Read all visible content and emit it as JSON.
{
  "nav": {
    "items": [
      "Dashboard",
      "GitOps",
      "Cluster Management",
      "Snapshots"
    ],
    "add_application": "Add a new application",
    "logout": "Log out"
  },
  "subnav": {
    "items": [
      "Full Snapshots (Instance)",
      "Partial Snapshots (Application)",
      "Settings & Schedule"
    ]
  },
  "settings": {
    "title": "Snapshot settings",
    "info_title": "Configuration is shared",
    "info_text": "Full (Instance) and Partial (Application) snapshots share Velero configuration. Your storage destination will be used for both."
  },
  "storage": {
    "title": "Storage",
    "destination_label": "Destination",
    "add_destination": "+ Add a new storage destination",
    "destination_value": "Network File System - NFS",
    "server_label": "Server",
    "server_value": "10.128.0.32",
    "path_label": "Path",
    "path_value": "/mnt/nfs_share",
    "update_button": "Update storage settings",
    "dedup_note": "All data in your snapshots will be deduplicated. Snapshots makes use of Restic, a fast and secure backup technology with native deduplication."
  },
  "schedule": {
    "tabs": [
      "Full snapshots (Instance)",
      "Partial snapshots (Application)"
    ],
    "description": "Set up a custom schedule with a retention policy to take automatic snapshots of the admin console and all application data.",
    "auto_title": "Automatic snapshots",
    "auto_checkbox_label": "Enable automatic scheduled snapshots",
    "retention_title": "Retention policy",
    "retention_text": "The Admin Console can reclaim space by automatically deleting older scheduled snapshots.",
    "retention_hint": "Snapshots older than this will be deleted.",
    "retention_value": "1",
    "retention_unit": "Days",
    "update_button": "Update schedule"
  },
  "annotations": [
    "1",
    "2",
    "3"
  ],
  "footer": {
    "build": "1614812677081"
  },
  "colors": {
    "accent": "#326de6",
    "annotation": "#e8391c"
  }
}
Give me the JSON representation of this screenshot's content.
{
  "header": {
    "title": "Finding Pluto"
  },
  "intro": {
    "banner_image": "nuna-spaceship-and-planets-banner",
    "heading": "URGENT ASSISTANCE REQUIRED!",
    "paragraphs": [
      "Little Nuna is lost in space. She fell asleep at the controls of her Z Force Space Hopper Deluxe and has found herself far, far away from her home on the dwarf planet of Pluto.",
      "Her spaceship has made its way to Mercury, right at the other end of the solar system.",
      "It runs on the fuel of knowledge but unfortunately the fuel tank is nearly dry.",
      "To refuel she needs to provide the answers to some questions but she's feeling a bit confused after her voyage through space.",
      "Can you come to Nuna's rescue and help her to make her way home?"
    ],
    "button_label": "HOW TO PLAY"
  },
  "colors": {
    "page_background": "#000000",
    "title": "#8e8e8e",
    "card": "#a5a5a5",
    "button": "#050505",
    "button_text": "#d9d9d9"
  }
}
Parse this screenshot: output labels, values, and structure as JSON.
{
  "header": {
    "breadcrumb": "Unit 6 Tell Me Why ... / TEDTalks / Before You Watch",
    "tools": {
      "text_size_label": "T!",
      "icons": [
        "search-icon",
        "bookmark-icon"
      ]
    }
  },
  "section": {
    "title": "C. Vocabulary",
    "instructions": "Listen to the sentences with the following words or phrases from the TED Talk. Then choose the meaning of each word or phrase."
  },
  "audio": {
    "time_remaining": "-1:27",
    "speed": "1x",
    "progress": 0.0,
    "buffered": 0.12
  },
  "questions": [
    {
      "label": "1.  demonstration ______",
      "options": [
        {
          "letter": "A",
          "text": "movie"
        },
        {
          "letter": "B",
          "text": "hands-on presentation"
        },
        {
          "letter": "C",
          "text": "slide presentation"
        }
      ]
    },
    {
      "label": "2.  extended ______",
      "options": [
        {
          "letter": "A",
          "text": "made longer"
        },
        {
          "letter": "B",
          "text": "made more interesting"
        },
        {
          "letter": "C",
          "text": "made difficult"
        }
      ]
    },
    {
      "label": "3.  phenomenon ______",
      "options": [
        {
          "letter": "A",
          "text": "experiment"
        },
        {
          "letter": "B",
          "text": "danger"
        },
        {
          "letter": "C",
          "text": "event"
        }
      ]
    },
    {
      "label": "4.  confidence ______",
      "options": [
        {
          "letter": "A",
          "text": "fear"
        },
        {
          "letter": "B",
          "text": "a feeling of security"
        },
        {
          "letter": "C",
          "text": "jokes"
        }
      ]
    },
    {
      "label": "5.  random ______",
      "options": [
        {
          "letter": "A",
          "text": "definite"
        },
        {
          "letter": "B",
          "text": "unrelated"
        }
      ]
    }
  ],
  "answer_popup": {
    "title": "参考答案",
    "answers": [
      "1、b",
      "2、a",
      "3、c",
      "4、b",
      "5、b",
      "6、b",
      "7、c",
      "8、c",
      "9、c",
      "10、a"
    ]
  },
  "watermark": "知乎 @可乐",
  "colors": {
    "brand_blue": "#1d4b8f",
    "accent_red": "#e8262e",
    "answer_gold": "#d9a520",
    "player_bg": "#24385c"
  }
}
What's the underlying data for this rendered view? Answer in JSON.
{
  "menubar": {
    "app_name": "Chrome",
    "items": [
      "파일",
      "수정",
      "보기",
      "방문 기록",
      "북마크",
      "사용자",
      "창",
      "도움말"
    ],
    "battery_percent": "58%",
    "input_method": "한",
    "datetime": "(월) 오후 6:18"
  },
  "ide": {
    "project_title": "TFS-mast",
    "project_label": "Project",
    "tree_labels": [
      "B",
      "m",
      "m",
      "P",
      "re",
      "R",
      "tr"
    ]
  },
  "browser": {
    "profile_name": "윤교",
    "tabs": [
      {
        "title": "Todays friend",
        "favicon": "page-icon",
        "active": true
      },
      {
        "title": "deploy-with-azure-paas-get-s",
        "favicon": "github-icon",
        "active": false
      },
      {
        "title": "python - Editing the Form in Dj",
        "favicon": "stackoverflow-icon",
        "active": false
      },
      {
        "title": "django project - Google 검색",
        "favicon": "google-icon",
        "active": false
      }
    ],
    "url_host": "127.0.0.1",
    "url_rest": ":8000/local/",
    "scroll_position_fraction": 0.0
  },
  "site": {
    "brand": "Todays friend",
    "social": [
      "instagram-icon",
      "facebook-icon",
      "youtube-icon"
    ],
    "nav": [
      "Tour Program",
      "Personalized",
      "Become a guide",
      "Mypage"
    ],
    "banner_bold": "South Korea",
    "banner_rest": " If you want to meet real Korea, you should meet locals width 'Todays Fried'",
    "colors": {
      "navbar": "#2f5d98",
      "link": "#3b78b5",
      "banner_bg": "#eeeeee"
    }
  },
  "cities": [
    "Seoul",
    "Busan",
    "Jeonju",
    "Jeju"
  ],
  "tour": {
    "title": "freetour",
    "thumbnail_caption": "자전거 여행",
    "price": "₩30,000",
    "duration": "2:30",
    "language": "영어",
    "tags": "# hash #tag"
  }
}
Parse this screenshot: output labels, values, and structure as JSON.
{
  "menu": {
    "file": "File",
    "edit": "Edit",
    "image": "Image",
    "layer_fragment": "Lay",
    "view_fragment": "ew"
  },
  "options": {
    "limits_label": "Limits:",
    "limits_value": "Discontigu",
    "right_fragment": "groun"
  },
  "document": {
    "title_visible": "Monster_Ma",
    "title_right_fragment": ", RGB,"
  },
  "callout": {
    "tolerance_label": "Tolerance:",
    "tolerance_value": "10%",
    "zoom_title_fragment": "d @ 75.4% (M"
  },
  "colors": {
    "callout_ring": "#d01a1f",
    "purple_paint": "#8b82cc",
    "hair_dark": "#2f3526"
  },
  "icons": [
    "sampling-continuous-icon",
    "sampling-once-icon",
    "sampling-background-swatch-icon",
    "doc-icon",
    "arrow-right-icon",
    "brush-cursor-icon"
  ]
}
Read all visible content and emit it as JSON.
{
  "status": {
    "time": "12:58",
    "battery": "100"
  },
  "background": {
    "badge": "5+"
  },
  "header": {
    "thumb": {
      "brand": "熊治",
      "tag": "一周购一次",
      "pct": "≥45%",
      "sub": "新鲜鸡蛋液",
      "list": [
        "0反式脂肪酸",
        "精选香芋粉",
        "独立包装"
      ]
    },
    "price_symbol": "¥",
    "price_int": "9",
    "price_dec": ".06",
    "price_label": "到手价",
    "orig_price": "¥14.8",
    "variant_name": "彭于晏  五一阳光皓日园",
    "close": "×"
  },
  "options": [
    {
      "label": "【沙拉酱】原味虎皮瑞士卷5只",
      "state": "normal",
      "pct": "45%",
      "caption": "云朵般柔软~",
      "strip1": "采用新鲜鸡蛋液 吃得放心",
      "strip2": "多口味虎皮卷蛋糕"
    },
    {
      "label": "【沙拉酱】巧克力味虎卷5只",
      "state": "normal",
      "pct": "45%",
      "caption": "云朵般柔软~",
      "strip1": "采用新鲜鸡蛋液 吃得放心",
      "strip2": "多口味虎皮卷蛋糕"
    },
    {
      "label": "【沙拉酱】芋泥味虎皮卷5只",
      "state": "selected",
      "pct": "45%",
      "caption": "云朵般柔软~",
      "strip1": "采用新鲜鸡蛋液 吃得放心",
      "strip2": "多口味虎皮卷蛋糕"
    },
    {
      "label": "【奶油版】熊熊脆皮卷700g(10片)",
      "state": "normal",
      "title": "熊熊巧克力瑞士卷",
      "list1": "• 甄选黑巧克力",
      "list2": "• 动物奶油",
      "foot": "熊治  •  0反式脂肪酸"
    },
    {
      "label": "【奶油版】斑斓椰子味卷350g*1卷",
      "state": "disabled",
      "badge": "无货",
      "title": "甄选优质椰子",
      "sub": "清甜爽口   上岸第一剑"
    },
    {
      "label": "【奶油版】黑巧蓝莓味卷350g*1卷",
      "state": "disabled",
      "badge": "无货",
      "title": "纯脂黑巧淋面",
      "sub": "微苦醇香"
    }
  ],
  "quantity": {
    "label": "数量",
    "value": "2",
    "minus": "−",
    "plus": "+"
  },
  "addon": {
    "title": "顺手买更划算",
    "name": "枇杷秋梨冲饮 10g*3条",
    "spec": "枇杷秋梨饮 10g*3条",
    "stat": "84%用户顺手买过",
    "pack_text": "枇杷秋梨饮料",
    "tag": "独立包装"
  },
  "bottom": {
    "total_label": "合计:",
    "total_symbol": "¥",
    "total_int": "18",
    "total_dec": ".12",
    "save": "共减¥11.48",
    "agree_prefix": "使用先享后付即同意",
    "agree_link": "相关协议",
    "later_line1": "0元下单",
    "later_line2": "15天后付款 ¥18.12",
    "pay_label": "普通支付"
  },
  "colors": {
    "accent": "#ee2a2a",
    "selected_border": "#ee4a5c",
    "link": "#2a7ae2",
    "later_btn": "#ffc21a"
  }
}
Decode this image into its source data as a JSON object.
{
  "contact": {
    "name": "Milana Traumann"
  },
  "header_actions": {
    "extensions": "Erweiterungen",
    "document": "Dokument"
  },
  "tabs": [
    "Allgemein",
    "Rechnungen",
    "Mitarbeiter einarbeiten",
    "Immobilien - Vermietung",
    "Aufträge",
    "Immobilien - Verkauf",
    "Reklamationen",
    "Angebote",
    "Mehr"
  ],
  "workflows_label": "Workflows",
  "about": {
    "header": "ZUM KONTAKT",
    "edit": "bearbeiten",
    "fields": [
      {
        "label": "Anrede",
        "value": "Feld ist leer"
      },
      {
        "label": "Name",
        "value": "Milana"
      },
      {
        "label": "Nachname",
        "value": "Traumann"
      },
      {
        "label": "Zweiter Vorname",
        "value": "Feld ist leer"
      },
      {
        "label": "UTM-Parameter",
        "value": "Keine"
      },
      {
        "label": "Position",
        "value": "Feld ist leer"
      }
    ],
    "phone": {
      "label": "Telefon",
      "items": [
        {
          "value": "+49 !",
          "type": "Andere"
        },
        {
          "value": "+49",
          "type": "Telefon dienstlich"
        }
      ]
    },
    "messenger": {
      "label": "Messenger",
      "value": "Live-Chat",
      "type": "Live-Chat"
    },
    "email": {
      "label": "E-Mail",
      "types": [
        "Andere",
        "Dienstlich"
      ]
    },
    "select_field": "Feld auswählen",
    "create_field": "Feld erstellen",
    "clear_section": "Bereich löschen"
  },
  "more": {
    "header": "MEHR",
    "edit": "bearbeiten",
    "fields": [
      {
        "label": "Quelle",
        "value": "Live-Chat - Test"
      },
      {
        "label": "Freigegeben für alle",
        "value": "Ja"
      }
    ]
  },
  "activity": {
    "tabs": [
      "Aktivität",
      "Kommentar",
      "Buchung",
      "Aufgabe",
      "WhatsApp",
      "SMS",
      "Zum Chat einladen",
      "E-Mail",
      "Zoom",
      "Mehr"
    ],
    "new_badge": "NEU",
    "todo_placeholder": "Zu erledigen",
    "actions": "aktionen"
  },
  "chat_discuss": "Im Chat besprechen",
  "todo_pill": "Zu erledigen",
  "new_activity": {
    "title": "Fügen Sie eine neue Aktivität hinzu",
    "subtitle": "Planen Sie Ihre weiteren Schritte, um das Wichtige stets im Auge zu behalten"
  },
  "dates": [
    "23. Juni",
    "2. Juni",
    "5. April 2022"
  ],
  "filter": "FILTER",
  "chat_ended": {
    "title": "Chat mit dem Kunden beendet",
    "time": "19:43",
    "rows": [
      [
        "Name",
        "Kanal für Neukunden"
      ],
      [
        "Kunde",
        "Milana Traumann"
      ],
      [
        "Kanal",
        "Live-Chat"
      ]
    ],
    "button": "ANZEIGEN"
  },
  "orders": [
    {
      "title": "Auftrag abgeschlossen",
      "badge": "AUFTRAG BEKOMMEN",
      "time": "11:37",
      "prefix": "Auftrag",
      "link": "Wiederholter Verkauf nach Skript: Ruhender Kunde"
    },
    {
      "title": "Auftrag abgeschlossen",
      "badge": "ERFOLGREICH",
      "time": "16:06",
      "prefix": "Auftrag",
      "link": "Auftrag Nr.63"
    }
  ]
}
_ _ _ _
## GIVEN PROBLEM
Find every line holding the word "Verkauf"; give their count and nothing else.

## SOLUTION TO THE PROBLEM
2